#### AIM OF THE EXERCISE:
Below are some entries. Work out how many of their lines hold the word "小朋友们好", and write that number alone.

Saved data entries:
++++++++
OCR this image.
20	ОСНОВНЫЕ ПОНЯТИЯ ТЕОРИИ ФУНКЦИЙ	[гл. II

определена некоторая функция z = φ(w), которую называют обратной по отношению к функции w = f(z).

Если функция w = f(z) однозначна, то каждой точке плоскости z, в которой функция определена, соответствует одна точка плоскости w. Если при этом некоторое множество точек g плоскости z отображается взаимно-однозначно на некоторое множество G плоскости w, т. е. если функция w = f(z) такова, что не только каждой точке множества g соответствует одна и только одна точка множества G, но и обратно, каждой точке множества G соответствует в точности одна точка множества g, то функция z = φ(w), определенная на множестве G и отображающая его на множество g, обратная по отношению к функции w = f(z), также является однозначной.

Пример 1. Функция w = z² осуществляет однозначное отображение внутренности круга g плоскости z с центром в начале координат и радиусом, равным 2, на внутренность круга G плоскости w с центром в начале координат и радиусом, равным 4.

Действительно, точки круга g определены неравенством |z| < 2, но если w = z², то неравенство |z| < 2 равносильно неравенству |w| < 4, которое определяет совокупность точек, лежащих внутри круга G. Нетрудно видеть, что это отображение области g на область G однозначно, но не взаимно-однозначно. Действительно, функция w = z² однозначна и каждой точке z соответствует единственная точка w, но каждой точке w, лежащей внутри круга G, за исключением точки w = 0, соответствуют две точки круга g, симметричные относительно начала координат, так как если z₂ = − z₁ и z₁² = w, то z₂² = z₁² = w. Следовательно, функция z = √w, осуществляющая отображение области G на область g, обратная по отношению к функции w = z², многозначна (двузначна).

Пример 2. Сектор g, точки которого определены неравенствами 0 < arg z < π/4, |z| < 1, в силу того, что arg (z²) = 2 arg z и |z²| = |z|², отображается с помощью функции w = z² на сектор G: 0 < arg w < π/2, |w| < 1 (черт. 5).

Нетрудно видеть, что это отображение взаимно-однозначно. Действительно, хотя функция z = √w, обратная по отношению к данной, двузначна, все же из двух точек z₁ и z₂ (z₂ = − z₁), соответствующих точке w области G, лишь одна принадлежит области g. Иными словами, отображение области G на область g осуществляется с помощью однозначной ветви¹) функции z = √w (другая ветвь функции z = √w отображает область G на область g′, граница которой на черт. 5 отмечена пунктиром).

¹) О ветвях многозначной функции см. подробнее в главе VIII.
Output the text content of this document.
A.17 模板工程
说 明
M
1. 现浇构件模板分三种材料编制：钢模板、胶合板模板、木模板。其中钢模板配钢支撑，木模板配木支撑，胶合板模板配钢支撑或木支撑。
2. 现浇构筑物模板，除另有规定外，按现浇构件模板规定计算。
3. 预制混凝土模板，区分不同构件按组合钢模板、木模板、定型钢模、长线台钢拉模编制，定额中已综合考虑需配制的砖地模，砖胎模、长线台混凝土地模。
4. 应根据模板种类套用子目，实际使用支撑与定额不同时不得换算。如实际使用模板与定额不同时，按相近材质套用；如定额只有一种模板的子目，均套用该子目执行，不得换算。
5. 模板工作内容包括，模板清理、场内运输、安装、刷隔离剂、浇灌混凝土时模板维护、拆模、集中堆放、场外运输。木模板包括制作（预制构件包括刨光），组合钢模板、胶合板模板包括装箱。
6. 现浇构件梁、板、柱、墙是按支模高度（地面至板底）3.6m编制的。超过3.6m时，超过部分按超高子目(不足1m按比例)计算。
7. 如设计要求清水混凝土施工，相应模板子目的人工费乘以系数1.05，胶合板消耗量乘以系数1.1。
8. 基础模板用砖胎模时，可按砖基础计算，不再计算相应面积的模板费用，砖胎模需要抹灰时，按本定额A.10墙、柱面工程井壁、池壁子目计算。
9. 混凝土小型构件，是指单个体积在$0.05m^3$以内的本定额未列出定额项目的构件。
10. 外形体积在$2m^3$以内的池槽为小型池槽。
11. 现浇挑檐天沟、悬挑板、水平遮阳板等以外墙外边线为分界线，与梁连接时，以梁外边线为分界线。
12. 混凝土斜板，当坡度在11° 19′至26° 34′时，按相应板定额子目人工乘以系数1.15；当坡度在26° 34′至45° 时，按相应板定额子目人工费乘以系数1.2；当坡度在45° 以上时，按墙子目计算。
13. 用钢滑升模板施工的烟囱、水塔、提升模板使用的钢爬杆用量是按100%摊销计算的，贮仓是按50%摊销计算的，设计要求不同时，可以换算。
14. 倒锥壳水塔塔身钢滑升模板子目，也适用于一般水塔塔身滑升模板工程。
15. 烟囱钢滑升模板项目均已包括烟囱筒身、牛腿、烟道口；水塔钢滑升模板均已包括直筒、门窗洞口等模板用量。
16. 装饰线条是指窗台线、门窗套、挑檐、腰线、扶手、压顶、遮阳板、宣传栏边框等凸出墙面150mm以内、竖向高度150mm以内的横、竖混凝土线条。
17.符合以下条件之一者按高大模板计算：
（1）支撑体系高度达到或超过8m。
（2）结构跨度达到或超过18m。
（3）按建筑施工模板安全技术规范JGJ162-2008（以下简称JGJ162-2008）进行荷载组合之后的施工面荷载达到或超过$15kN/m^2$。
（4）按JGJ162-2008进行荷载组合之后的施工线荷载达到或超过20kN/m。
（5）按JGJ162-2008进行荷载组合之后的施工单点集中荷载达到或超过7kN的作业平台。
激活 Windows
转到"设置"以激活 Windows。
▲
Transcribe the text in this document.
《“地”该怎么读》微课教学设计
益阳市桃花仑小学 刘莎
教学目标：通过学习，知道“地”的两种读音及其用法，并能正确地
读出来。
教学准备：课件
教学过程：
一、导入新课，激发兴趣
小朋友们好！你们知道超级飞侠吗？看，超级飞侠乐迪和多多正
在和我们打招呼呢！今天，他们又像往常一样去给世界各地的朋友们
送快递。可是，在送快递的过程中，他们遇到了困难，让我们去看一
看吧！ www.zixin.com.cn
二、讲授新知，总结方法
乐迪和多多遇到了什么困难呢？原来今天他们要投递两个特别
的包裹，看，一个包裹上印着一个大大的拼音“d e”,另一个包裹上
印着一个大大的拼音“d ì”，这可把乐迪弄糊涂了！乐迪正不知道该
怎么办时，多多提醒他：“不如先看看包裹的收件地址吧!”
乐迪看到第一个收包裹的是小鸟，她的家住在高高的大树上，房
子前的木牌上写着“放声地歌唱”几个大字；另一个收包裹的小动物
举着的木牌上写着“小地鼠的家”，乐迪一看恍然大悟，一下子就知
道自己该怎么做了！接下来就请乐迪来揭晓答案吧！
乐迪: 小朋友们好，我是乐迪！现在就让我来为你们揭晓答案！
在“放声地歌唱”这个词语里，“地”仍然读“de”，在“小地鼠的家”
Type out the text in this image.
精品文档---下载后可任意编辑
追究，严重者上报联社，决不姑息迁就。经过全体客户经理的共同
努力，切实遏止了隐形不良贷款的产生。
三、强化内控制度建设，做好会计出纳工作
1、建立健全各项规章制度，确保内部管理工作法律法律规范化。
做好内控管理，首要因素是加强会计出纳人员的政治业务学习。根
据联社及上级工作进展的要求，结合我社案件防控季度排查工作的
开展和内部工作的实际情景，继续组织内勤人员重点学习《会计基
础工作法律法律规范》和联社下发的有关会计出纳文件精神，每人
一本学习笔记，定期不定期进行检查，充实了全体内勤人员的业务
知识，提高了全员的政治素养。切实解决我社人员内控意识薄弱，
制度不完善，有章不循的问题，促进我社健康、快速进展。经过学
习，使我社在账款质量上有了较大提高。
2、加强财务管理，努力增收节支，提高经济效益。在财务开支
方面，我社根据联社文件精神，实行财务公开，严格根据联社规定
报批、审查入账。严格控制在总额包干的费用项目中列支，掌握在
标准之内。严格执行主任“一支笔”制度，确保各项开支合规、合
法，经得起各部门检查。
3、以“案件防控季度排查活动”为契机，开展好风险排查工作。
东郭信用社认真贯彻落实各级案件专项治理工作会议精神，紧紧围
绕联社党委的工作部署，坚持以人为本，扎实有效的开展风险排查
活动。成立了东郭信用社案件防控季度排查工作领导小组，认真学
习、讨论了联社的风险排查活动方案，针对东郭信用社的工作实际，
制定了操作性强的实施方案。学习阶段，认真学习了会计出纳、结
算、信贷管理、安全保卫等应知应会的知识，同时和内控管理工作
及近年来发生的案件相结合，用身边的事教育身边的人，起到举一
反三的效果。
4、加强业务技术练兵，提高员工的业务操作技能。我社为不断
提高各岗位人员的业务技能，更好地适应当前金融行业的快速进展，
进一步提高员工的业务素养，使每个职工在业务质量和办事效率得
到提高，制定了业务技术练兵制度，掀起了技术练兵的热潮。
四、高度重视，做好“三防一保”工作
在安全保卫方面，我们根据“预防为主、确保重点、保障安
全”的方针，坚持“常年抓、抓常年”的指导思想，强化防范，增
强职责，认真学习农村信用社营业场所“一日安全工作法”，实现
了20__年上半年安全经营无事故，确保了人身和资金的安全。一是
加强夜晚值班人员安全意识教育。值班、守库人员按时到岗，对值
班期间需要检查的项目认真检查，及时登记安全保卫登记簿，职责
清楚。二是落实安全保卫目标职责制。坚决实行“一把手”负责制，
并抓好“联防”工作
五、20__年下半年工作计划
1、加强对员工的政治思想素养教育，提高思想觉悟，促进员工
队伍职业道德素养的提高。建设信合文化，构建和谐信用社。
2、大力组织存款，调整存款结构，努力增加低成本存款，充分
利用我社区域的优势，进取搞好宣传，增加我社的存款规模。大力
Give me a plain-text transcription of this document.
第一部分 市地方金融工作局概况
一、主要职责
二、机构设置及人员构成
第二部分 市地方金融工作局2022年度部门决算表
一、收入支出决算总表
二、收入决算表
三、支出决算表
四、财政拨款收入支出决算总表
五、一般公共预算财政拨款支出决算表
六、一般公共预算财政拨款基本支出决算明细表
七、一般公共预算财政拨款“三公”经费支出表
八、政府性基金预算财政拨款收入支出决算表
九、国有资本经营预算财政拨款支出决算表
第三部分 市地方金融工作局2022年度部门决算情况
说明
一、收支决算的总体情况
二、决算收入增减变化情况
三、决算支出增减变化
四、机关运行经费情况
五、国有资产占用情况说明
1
++++++++
#### REPLY TO THE TASK:
2